[EXERCISE TASK] Can you reproduce the data beneath, keeping every line exact?

[Chart and figure data]

——————

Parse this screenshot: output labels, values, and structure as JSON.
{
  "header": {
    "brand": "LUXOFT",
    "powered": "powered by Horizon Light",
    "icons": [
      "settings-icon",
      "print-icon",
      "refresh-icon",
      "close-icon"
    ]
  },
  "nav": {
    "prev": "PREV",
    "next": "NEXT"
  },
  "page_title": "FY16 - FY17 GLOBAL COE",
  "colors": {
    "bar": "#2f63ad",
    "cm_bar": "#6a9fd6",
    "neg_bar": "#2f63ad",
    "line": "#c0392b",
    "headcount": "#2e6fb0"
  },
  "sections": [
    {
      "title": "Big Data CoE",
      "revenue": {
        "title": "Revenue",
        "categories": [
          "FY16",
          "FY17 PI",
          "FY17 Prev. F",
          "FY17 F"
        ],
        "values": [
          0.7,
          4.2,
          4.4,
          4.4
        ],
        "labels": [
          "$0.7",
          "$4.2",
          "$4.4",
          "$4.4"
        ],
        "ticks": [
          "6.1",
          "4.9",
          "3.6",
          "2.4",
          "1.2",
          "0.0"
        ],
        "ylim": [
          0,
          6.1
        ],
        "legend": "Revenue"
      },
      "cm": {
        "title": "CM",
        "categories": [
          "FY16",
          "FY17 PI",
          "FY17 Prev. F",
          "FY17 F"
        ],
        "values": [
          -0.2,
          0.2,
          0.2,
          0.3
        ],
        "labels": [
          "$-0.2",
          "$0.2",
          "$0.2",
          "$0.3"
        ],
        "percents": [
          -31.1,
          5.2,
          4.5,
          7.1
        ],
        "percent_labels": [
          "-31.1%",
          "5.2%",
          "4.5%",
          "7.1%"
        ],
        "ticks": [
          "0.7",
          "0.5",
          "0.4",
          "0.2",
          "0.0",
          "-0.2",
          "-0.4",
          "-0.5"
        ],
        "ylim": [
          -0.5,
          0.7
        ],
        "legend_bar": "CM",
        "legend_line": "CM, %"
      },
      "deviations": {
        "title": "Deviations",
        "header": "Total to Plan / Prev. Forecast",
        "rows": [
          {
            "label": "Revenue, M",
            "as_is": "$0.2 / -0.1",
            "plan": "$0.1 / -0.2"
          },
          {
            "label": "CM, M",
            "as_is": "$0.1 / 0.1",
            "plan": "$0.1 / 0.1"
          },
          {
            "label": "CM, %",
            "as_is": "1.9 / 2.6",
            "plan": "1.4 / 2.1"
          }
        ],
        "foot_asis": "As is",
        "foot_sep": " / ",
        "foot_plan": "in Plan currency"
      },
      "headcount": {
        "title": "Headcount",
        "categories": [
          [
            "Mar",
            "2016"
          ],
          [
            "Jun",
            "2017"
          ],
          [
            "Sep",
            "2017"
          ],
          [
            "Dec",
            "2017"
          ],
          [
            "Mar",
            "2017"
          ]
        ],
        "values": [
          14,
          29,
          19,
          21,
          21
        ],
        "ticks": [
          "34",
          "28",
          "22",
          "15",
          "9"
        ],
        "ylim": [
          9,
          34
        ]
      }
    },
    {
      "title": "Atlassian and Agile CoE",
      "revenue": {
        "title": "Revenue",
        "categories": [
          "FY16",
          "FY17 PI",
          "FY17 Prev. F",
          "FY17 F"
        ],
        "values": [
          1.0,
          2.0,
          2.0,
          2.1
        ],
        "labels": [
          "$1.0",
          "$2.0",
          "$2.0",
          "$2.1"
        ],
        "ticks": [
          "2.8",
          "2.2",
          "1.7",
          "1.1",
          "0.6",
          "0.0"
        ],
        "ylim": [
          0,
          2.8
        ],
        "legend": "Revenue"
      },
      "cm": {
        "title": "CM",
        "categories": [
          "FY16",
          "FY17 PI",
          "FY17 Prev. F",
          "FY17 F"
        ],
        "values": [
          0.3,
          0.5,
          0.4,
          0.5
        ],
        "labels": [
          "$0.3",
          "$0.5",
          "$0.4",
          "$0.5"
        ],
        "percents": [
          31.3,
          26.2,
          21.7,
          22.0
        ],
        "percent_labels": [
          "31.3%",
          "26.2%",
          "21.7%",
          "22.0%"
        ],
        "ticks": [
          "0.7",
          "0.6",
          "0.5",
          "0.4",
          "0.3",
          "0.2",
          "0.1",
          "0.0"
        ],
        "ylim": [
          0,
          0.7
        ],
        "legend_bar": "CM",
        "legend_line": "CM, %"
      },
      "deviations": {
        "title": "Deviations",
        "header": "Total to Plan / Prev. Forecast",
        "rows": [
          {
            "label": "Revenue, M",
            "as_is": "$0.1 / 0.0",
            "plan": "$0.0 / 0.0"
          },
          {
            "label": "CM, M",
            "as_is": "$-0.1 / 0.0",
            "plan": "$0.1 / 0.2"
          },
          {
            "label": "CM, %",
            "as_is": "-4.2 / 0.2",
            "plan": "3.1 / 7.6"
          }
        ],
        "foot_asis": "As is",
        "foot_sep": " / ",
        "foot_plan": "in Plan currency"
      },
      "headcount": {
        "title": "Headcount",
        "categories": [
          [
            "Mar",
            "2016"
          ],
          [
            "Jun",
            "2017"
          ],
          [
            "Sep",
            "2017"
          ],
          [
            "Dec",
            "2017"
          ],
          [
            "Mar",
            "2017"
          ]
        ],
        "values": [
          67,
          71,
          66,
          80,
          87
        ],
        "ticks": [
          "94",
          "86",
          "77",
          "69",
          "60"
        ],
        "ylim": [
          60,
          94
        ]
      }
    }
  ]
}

——————

[RESULT]
Parse this screenshot: output labels, values, and structure as JSON.
{
  "header": {
    "brand": "LUXOFT",
    "powered": "powered by Horizon Light",
    "icons": [
      "settings-icon",
      "print-icon",
      "refresh-icon",
      "close-icon"
    ]
  },
  "nav": {
    "prev": "PREV",
    "next": "NEXT"
  },
  "page_title": "FY16 - FY17 GLOBAL COE",
  "colors": {
    "bar": "#2f63ad",
    "cm_bar": "#6a9fd6",
    "neg_bar": "#2f63ad",
    "line": "#c0392b",
    "headcount": "#2e6fb0"
  },
  "sections": [
    {
      "title": "Big Data CoE",
      "revenue": {
        "title": "Revenue",
        "categories": [
          "FY16",
          "FY17 PI",
          "FY17 Prev. F",
          "FY17 F"
        ],
        "values": [
          0.7,
          4.2,
          4.4,
          4.4
        ],
        "labels": [
          "$0.7",
          "$4.2",
          "$4.4",
          "$4.4"
        ],
        "ticks": [
          "6.1",
          "4.9",
          "3.6",
          "2.4",
          "1.2",
          "0.0"
        ],
        "ylim": [
          0,
          6.1
        ],
        "legend": "Revenue"
      },
      "cm": {
        "title": "CM",
        "categories": [
          "FY16",
          "FY17 PI",
          "FY17 Prev. F",
          "FY17 F"
        ],
        "values": [
          -0.2,
          0.2,
          0.2,
          0.3
        ],
        "labels": [
          "$-0.2",
          "$0.2",
          "$0.2",
          "$0.3"
        ],
        "percents": [
          -31.1,
          5.2,
          4.5,
          7.1
        ],
        "percent_labels": [
          "-31.1%",
          "5.2%",
          "4.5%",
          "7.1%"
        ],
        "ticks": [
          "0.7",
          "0.5",
          "0.4",
          "0.2",
          "0.0",
          "-0.2",
          "-0.4",
          "-0.5"
        ],
        "ylim": [
          -0.5,
          0.7
        ],
        "legend_bar": "CM",
        "legend_line": "CM, %"
      },
      "deviations": {
        "title": "Deviations",
        "header": "Total to Plan / Prev. Forecast",
        "rows": [
          {
            "label": "Revenue, M",
            "as_is": "$0.2 / -0.1",
            "plan": "$0.1 / -0.2"
          },
          {
            "label": "CM, M",
            "as_is": "$0.1 / 0.1",
            "plan": "$0.1 / 0.1"
          },
          {
            "label": "CM, %",
            "as_is": "1.9 / 2.6",
            "plan": "1.4 / 2.1"
          }
        ],
        "foot_asis": "As is",
        "foot_sep": " / ",
        "foot_plan": "in Plan currency"
      },
      "headcount": {
        "title": "Headcount",
        "categories": [
          [
            "Mar",
            "2016"
          ],
          [
            "Jun",
            "2017"
          ],
          [
            "Sep",
            "2017"
          ],
          [
            "Dec",
            "2017"
          ],
          [
            "Mar",
            "2017"
          ]
        ],
        "values": [
          14,
          29,
          19,
          21,
          21
        ],
        "ticks": [
          "34",
          "28",
          "22",
          "15",
          "9"
        ],
        "ylim": [
          9,
          34
        ]
      }
    },
    {
      "title": "Atlassian and Agile CoE",
      "revenue": {
        "title": "Revenue",
        "categories": [
          "FY16",
          "FY17 PI",
          "FY17 Prev. F",
          "FY17 F"
        ],
        "values": [
          1.0,
          2.0,
          2.0,
          2.1
        ],
        "labels": [
          "$1.0",
          "$2.0",
          "$2.0",
          "$2.1"
        ],
        "ticks": [
          "2.8",
          "2.2",
          "1.7",
          "1.1",
          "0.6",
          "0.0"
        ],
        "ylim": [
          0,
          2.8
        ],
        "legend": "Revenue"
      },
      "cm": {
        "title": "CM",
        "categories": [
          "FY16",
          "FY17 PI",
          "FY17 Prev. F",
          "FY17 F"
        ],
        "values": [
          0.3,
          0.5,
          0.4,
          0.5
        ],
        "labels": [
          "$0.3",
          "$0.5",
          "$0.4",
          "$0.5"
        ],
        "percents": [
          31.3,
          26.2,
          21.7,
          22.0
        ],
        "percent_labels": [
          "31.3%",
          "26.2%",
          "21.7%",
          "22.0%"
        ],
        "ticks": [
          "0.7",
          "0.6",
          "0.5",
          "0.4",
          "0.3",
          "0.2",
          "0.1",
          "0.0"
        ],
        "ylim": [
          0,
          0.7
        ],
        "legend_bar": "CM",
        "legend_line": "CM, %"
      },
      "deviations": {
        "title": "Deviations",
        "header": "Total to Plan / Prev. Forecast",
        "rows": [
          {
            "label": "Revenue, M",
            "as_is": "$0.1 / 0.0",
            "plan": "$0.0 / 0.0"
          },
          {
            "label": "CM, M",
            "as_is": "$-0.1 / 0.0",
            "plan": "$0.1 / 0.2"
          },
          {
            "label": "CM, %",
            "as_is": "-4.2 / 0.2",
            "plan": "3.1 / 7.6"
          }
        ],
        "foot_asis": "As is",
        "foot_sep": " / ",
        "foot_plan": "in Plan currency"
      },
      "headcount": {
        "title": "Headcount",
        "categories": [
          [
            "Mar",
            "2016"
          ],
          [
            "Jun",
            "2017"
          ],
          [
            "Sep",
            "2017"
          ],
          [
            "Dec",
            "2017"
          ],
          [
            "Mar",
            "2017"
          ]
        ],
        "values": [
          67,
          71,
          66,
          80,
          87
        ],
        "ticks": [
          "94",
          "86",
          "77",
          "69",
          "60"
        ],
        "ylim": [
          60,
          94
        ]
      }
    }
  ]
}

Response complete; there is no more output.